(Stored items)
* Start *

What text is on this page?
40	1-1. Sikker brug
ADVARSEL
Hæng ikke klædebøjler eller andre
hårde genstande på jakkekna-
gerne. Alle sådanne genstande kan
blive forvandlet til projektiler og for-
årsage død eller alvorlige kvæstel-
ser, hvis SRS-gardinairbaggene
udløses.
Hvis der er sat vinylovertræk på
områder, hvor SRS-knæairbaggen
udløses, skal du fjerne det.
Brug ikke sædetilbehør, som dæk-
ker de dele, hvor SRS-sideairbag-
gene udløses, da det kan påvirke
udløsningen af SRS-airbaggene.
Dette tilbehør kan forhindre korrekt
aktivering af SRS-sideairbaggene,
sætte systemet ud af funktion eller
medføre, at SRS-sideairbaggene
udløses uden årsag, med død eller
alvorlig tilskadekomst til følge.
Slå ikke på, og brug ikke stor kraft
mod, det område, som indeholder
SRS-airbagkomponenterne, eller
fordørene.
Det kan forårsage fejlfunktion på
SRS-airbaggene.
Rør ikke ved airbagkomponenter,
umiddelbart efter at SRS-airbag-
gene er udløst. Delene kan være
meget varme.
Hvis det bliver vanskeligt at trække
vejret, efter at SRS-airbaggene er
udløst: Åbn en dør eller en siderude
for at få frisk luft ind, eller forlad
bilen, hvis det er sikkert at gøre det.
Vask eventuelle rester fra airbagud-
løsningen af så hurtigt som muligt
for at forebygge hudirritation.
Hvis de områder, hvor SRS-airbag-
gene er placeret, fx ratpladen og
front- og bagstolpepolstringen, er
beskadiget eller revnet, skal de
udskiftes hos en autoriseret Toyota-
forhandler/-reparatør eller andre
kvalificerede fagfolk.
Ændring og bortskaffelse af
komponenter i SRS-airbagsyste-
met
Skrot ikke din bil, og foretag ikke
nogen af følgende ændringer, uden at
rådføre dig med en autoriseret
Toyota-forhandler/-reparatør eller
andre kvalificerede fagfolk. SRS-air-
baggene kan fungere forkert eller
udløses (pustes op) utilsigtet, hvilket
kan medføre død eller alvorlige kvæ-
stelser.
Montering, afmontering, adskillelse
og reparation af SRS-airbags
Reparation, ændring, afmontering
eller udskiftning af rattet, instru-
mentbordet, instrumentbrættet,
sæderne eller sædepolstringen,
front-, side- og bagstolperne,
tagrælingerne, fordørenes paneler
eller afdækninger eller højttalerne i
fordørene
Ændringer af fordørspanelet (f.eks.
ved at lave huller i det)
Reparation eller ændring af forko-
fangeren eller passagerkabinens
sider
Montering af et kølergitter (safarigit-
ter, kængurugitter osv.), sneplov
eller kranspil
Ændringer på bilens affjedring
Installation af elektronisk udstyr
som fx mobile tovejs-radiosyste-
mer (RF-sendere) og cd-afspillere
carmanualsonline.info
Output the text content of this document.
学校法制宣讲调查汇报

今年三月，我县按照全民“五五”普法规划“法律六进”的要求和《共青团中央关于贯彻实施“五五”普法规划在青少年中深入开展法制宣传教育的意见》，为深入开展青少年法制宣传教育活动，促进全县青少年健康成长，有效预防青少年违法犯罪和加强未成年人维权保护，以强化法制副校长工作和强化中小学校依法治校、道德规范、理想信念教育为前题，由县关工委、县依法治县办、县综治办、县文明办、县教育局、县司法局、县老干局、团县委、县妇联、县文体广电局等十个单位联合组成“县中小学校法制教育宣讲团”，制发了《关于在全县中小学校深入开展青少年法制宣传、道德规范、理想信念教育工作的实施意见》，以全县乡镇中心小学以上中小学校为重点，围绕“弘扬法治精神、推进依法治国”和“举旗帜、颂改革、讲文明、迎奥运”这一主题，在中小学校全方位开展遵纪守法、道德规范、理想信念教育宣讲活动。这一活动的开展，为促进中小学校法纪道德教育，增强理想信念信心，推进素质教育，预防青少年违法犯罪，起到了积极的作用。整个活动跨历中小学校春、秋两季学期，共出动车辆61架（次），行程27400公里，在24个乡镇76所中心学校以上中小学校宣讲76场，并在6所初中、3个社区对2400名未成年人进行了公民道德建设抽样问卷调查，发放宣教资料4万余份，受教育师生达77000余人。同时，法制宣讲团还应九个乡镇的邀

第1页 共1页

* End *

◆ **EXERCISE**: Find all lines with "genstande" in them and copy each one.

◆ **FINISHED TASK**:
hårde genstande på jakkekna-
gerne. Alle sådanne genstande kan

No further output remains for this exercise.